OPINIÓN.
Raro es el día en el que los medios de comunicación no nos
recuerdan que el paro sigue siendo la principal preocupación de la gente. “Dos
millones de españoles no volverán a tener empleo”, pronosticaba recientemente
un reconocido experto en la materia y, asimismo, las negativas cifras que, de
tanto en tanto, se hacen públicas, nos informan de la ingente cantidad de
jóvenes -los mejores preparados de la historia-, que se ven obligados a buscarse
la vida fuera de nuestras fronteras. Y tampoco olvidemos la creciente cantidad
de familias enteras, cuyos miembros no perciben ninguna prestación laboral.
“Esto tiene que petar por alguna parte”, sostiene un amigo que no se cree
demasiado las optimistas predicciones oficiales.

(Datos de coordenadas del diseño)

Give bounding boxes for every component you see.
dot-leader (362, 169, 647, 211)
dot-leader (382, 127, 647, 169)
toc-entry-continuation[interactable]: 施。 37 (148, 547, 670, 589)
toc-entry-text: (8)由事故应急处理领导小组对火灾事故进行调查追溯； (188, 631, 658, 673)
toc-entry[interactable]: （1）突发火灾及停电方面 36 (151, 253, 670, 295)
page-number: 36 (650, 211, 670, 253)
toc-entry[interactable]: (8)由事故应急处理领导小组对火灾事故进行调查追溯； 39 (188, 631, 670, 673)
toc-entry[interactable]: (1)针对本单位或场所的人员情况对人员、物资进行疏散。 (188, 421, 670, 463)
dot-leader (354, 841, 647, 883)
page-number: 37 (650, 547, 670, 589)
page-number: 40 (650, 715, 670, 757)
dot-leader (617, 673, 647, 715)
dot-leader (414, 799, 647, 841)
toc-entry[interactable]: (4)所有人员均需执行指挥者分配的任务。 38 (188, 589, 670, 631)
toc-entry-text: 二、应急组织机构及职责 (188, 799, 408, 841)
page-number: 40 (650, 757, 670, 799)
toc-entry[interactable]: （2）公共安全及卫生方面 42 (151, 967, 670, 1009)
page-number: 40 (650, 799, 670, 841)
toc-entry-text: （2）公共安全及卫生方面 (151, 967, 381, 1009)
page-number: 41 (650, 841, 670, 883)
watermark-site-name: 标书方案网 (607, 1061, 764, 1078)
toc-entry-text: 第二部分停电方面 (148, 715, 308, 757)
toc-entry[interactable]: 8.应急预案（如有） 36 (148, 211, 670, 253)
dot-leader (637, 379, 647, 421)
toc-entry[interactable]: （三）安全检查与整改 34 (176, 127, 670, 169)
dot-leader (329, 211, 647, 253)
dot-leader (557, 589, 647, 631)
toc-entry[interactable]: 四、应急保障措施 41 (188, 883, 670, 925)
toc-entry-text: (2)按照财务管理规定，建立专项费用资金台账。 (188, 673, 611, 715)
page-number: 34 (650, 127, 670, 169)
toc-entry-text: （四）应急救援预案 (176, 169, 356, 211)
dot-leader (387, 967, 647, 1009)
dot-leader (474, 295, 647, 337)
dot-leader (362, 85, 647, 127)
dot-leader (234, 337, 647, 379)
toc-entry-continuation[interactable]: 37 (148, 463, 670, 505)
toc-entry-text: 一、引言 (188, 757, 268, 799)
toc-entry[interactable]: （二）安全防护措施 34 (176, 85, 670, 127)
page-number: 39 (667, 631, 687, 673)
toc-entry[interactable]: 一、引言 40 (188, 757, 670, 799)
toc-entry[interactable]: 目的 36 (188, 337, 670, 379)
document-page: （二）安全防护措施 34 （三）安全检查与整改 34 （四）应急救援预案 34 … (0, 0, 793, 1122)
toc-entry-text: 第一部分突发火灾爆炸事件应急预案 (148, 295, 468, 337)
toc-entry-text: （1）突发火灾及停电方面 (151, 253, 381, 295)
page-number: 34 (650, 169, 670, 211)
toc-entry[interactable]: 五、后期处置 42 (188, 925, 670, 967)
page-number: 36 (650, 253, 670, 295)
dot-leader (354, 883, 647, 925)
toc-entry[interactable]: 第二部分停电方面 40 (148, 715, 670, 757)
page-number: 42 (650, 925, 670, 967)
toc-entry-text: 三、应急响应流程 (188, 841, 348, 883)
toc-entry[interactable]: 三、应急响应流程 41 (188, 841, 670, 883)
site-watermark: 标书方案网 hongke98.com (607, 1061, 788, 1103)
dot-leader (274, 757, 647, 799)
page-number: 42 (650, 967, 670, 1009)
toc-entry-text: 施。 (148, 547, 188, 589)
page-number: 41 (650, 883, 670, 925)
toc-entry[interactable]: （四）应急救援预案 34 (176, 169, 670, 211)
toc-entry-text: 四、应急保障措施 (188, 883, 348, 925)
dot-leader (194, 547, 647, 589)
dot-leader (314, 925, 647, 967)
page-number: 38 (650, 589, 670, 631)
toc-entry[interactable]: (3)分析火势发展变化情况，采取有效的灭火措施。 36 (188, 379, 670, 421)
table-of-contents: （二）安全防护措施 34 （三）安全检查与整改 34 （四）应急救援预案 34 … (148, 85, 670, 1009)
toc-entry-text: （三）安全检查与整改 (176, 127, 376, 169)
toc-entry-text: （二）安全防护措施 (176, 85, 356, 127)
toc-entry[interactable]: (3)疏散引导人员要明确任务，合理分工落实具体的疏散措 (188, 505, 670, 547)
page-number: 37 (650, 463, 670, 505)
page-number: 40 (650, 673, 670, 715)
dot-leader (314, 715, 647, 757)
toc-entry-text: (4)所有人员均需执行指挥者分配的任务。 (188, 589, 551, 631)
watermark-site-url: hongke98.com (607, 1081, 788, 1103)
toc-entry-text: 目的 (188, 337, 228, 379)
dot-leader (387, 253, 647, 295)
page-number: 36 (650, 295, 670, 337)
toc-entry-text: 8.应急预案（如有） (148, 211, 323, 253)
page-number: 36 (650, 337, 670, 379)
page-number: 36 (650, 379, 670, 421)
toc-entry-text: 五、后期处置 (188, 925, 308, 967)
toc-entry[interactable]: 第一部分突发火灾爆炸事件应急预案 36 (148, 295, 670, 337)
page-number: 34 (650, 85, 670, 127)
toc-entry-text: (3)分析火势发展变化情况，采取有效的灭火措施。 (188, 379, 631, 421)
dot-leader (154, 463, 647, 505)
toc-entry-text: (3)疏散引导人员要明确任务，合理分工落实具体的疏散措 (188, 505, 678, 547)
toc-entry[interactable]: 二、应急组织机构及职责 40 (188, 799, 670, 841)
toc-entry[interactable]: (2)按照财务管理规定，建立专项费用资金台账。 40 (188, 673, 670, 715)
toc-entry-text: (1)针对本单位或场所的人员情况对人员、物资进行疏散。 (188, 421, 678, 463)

INSTRUCCIONES: En el artículo de opinión sobre el paro, ¿cuántos españoles no volverán a tener empleo según lo que pronosticó un reconocido experto?

RESPUESTA: Dos millones de españoles.